-- start --
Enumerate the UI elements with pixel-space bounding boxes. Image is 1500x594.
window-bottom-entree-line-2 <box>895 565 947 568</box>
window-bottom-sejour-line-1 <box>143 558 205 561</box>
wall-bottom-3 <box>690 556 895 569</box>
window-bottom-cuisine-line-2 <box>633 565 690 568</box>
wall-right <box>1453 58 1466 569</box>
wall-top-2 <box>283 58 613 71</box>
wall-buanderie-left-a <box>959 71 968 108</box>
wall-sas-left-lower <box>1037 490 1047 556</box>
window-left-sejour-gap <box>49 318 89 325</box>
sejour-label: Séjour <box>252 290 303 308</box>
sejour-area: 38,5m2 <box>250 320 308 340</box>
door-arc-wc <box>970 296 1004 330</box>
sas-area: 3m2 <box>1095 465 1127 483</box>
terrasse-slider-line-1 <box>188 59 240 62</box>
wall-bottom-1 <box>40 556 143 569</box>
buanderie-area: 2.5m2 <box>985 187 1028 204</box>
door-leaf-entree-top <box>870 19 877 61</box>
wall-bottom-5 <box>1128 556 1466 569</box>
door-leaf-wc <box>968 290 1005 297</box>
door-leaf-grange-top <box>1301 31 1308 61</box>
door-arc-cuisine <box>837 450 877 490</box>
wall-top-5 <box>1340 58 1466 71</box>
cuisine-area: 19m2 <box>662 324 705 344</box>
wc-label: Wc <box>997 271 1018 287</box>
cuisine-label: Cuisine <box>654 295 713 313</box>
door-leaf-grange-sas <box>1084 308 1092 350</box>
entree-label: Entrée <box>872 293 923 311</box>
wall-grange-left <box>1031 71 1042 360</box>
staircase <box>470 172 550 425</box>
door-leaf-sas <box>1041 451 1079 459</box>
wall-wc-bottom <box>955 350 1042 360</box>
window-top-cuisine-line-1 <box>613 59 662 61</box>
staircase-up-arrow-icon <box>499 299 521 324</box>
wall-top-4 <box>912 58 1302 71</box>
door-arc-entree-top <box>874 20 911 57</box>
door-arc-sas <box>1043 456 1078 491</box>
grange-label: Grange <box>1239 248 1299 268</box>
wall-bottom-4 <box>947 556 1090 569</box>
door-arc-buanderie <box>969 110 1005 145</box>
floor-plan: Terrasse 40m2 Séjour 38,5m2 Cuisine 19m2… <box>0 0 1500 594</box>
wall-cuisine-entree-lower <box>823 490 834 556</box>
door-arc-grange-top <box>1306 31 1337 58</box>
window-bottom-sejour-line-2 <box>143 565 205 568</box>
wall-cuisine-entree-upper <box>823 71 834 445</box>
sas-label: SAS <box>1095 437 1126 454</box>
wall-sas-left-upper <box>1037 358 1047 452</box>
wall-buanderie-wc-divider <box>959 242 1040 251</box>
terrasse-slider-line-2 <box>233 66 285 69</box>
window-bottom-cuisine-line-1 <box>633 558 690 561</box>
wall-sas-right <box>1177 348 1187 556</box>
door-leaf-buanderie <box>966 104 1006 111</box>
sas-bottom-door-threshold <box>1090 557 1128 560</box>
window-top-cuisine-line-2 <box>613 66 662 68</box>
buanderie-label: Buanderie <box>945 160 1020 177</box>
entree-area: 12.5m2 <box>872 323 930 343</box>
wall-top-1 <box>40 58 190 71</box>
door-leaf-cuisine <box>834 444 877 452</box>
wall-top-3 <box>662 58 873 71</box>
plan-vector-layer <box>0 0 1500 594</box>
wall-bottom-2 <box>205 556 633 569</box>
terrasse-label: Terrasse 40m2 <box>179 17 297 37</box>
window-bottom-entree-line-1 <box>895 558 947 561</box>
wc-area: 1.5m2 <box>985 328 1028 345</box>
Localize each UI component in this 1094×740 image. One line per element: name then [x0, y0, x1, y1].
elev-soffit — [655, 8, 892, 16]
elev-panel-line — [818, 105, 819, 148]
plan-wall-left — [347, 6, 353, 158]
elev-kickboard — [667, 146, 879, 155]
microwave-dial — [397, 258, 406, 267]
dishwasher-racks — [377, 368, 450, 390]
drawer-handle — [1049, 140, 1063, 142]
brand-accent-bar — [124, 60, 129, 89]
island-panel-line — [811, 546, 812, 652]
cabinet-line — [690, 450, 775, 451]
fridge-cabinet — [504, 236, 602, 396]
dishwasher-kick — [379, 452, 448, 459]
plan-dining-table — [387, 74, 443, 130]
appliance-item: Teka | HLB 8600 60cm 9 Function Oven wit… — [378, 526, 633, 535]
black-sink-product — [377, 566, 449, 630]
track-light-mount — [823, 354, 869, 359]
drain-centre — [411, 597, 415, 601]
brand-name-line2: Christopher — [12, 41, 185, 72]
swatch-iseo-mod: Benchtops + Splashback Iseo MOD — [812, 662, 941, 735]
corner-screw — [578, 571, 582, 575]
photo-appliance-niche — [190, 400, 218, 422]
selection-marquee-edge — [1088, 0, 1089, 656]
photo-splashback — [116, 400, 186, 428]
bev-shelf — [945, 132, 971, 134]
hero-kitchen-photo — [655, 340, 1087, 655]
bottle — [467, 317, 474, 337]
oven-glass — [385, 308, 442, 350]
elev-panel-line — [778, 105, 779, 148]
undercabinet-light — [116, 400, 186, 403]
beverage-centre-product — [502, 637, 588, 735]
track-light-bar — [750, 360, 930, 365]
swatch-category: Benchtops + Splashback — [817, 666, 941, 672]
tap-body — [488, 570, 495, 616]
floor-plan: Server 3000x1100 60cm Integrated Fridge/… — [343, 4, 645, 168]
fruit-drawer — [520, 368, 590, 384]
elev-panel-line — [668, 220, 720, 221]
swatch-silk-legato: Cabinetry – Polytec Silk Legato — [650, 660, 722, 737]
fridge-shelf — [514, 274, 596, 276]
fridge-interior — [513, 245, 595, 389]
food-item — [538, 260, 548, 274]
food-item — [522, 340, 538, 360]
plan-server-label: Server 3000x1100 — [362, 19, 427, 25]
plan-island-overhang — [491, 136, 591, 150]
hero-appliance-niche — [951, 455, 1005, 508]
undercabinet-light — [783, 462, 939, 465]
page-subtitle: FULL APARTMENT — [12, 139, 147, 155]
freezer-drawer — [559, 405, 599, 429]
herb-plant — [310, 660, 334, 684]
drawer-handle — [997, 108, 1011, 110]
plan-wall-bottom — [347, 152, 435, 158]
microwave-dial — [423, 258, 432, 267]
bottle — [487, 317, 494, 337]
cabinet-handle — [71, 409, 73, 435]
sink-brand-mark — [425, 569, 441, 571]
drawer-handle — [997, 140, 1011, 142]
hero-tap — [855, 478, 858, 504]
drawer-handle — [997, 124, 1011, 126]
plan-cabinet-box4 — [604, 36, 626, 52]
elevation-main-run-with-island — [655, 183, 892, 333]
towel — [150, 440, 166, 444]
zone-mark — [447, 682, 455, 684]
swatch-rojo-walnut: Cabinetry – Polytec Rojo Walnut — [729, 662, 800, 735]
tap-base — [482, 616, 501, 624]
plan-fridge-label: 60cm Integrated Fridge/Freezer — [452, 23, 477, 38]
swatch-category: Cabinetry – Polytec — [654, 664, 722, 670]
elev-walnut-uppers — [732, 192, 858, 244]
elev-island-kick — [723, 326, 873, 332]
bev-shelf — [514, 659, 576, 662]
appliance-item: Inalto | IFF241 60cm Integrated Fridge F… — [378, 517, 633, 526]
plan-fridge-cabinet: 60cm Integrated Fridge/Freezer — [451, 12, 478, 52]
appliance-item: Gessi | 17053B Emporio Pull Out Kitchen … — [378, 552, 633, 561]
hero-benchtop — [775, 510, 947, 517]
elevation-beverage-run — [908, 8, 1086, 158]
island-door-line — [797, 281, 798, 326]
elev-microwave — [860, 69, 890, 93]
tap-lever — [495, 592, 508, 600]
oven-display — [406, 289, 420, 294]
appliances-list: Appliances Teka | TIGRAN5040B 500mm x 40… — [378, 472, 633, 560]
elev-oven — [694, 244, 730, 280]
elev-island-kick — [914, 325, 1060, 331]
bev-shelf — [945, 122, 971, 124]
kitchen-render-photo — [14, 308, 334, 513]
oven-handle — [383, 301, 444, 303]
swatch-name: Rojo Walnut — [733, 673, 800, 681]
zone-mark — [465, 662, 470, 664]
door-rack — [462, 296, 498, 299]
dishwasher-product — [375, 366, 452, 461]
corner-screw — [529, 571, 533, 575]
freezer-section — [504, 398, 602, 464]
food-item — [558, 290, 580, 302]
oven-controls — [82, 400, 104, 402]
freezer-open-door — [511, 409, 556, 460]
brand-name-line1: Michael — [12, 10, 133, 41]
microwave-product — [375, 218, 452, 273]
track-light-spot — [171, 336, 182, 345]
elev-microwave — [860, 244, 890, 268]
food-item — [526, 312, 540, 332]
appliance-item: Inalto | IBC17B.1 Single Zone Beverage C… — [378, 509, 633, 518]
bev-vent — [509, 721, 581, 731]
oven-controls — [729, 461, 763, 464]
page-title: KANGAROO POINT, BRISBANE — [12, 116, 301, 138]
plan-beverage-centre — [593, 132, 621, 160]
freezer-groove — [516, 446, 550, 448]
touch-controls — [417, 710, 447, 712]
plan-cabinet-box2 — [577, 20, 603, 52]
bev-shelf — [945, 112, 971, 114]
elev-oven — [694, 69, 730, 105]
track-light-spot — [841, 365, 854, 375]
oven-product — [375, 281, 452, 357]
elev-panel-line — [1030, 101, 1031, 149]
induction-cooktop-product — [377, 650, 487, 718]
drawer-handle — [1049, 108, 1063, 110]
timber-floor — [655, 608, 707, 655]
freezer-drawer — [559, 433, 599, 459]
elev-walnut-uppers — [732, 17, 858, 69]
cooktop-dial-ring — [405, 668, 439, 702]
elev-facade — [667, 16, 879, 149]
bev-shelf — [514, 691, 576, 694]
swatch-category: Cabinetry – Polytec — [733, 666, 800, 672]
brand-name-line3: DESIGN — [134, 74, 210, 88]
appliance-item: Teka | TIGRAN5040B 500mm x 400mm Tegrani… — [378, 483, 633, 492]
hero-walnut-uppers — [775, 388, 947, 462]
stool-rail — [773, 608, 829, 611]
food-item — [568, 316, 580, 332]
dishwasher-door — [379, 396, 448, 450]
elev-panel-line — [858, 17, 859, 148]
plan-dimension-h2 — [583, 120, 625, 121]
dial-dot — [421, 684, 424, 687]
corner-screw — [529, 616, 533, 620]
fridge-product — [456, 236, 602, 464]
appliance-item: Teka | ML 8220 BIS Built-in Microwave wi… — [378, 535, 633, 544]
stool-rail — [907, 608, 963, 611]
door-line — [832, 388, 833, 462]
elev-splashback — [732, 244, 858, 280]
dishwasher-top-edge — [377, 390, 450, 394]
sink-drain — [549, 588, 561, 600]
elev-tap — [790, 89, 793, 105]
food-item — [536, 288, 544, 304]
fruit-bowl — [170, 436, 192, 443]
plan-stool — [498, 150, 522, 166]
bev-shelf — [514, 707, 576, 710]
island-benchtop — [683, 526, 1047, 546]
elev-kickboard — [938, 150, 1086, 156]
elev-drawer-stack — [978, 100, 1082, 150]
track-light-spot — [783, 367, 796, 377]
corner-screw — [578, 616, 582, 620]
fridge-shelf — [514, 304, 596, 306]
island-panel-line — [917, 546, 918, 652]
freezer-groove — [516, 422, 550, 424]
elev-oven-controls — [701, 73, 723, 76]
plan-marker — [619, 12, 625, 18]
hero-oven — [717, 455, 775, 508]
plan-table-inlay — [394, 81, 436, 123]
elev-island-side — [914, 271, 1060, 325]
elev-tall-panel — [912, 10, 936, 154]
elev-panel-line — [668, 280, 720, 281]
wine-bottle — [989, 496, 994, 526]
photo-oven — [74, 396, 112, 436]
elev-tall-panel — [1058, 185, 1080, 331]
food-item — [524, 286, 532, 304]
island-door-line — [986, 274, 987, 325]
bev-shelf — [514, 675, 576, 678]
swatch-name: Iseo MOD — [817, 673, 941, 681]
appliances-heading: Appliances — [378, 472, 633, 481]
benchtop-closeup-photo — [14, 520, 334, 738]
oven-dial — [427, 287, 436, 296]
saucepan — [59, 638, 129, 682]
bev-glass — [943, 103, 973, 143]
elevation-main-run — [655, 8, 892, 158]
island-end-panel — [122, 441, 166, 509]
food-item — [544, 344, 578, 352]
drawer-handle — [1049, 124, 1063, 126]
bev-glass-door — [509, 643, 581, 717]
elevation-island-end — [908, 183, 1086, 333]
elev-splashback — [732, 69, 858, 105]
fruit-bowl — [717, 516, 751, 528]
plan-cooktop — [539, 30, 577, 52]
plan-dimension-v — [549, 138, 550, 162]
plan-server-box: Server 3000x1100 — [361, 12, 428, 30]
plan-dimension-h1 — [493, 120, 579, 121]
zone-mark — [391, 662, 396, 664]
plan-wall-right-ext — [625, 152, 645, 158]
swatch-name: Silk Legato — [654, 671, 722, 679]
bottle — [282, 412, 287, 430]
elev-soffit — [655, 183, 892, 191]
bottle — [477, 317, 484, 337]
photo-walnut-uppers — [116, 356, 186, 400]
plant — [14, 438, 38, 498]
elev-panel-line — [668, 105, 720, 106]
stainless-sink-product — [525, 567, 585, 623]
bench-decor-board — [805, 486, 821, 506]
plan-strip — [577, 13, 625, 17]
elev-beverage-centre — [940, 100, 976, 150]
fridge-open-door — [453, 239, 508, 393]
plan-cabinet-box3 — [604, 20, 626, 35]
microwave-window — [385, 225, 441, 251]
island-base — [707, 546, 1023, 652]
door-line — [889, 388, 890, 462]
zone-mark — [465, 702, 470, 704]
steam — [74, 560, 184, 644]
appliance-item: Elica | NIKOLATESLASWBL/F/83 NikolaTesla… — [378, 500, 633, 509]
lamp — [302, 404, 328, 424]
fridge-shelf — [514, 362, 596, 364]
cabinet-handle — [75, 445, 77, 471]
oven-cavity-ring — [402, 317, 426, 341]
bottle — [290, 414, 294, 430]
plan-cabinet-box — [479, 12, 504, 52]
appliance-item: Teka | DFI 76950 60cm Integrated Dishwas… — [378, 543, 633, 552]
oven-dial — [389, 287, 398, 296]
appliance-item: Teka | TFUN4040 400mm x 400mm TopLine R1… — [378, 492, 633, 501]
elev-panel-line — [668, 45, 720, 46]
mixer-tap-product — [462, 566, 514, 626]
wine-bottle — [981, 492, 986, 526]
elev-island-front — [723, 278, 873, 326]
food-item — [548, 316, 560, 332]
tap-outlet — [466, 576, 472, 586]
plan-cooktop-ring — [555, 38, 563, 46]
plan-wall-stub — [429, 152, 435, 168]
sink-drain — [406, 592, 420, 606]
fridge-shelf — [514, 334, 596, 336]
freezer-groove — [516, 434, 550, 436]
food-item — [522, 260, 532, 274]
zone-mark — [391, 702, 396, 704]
-- end --
Return, verbatim, the items above from their first line through the line containing "wall-buanderie-left-a <box>959 71", inclusive.

- _The solution_:
Enumerate the UI elements with pixel-space bounding boxes. Image is 1500x594.
window-bottom-entree-line-2 <box>895 565 947 568</box>
window-bottom-sejour-line-1 <box>143 558 205 561</box>
wall-bottom-3 <box>690 556 895 569</box>
window-bottom-cuisine-line-2 <box>633 565 690 568</box>
wall-right <box>1453 58 1466 569</box>
wall-top-2 <box>283 58 613 71</box>
wall-buanderie-left-a <box>959 71 968 108</box>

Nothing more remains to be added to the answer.